MATERIAL FOR THE TASK:
########

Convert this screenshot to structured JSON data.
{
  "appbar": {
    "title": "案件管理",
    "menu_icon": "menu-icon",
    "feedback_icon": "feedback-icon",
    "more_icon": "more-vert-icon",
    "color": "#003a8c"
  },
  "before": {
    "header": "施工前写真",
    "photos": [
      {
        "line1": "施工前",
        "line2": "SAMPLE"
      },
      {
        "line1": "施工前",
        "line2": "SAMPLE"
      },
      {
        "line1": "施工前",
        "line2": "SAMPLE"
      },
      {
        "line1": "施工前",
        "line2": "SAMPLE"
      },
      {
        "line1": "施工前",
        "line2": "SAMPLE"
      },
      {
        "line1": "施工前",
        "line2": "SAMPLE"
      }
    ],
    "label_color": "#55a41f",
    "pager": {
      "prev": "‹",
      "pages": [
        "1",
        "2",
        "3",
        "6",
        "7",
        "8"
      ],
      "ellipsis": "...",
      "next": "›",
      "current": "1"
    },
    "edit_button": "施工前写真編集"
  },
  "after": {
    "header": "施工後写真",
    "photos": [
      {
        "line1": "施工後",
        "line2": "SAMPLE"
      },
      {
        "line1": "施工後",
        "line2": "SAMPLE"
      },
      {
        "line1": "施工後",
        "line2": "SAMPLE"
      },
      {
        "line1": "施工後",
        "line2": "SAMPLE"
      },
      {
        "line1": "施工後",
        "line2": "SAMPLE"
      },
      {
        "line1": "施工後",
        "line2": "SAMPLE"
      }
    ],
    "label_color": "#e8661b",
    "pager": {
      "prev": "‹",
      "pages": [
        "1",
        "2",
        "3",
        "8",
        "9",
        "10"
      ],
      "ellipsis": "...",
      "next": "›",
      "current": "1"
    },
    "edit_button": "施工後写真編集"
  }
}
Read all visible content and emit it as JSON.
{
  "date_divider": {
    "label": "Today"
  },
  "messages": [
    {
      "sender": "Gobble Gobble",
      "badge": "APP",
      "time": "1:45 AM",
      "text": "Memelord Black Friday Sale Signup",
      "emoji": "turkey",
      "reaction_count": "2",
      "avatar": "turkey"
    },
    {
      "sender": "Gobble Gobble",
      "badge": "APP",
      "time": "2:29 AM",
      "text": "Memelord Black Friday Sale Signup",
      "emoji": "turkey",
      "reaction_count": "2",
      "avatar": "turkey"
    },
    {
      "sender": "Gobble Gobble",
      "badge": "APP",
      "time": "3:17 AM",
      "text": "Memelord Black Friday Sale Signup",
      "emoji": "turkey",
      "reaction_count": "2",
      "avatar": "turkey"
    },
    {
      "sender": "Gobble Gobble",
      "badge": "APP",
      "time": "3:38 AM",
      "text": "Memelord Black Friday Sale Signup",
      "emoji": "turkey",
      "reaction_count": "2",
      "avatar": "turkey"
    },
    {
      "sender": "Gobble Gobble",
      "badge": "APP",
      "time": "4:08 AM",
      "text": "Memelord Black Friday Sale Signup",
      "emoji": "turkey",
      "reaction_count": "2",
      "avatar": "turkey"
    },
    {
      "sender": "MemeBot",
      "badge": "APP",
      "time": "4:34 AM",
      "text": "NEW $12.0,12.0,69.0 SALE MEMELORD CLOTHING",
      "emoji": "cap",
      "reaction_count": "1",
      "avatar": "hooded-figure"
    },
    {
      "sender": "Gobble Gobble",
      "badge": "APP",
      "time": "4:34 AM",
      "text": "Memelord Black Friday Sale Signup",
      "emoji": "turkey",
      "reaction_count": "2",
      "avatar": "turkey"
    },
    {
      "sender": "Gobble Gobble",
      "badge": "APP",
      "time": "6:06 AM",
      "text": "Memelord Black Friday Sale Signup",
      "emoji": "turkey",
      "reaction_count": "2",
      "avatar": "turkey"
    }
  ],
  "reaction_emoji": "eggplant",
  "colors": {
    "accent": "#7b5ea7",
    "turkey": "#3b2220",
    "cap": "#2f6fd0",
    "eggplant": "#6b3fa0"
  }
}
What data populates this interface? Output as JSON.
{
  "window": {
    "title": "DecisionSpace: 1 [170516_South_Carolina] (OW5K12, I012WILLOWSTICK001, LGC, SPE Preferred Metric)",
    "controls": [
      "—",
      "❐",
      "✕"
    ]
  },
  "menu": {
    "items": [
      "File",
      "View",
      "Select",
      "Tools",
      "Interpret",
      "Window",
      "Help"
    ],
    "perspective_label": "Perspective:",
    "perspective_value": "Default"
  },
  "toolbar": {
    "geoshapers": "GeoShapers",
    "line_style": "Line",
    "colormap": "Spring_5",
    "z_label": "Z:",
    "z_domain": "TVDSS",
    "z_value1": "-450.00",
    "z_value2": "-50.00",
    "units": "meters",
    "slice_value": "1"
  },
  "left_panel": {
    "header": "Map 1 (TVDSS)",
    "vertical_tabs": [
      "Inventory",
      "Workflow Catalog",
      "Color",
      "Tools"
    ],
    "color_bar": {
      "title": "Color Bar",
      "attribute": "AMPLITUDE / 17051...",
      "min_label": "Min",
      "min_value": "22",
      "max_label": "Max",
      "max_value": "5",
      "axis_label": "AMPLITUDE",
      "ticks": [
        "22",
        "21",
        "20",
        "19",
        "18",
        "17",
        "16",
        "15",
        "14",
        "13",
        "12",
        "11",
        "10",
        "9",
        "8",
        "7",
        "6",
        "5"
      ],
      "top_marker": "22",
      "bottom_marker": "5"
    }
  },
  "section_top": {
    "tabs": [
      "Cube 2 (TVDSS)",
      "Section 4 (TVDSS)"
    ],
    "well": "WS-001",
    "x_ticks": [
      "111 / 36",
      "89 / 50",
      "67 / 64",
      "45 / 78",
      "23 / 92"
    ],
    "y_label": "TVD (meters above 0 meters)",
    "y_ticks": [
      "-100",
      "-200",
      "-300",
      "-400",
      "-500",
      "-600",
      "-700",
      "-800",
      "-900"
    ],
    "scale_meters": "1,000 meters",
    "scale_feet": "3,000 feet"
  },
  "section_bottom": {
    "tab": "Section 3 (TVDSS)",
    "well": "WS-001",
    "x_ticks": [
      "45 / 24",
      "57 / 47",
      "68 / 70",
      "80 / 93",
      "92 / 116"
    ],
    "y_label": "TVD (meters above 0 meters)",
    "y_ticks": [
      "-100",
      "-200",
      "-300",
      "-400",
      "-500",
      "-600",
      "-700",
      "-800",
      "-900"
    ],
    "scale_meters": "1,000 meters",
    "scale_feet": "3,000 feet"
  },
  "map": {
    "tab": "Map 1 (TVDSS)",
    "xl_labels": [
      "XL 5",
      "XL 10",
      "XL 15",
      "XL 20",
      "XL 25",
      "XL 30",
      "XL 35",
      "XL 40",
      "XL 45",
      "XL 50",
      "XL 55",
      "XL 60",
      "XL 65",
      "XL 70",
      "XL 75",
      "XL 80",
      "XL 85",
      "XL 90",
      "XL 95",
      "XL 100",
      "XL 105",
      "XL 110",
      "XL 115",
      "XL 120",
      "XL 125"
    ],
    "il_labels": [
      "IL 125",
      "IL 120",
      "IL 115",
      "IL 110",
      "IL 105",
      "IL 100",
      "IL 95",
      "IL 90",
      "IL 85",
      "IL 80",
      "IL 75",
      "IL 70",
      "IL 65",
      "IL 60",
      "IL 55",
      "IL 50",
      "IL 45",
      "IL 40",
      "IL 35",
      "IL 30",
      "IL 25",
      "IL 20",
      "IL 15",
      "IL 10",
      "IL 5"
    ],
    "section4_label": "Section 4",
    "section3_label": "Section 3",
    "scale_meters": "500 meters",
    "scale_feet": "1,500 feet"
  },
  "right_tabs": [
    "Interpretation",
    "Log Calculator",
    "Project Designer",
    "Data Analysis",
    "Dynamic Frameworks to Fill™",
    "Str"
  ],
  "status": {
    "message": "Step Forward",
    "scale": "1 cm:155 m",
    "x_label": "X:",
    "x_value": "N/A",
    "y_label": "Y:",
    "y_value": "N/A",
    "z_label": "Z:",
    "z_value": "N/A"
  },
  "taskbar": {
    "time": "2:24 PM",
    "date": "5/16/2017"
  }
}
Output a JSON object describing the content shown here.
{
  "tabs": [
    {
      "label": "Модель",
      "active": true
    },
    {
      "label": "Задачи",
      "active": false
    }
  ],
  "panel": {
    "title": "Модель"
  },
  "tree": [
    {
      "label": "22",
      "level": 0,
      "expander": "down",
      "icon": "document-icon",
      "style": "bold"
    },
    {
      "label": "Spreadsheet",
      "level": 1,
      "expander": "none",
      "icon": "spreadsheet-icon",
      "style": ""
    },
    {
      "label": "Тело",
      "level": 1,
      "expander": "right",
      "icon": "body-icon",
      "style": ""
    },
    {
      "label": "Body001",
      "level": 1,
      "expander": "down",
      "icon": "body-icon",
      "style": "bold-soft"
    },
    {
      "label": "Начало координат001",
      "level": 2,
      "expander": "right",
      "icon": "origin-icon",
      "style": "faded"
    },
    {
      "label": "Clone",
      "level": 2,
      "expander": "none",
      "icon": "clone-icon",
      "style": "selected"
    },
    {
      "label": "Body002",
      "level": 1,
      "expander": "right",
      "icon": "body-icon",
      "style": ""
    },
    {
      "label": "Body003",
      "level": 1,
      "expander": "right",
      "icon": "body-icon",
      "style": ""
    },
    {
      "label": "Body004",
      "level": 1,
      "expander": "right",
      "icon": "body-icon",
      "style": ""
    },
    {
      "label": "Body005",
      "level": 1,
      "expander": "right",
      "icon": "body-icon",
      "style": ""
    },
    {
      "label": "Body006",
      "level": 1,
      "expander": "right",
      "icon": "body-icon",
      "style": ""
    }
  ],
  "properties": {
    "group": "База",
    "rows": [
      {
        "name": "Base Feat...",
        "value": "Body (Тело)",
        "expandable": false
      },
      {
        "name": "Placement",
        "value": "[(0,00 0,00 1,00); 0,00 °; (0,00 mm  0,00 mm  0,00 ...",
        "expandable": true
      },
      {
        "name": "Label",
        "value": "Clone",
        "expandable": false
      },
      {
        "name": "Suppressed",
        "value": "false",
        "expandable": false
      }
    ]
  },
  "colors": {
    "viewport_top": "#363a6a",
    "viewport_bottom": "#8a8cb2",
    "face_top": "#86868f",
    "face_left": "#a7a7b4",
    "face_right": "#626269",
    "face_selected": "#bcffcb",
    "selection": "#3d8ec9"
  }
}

########

SHORT TASK:
Filter out every line that lacks the word "header", and copy the rest.

SOLVED PROBLEM:
    "header": "施工前写真",
    "header": "施工後写真",
    "header": "Map 1 (TVDSS)",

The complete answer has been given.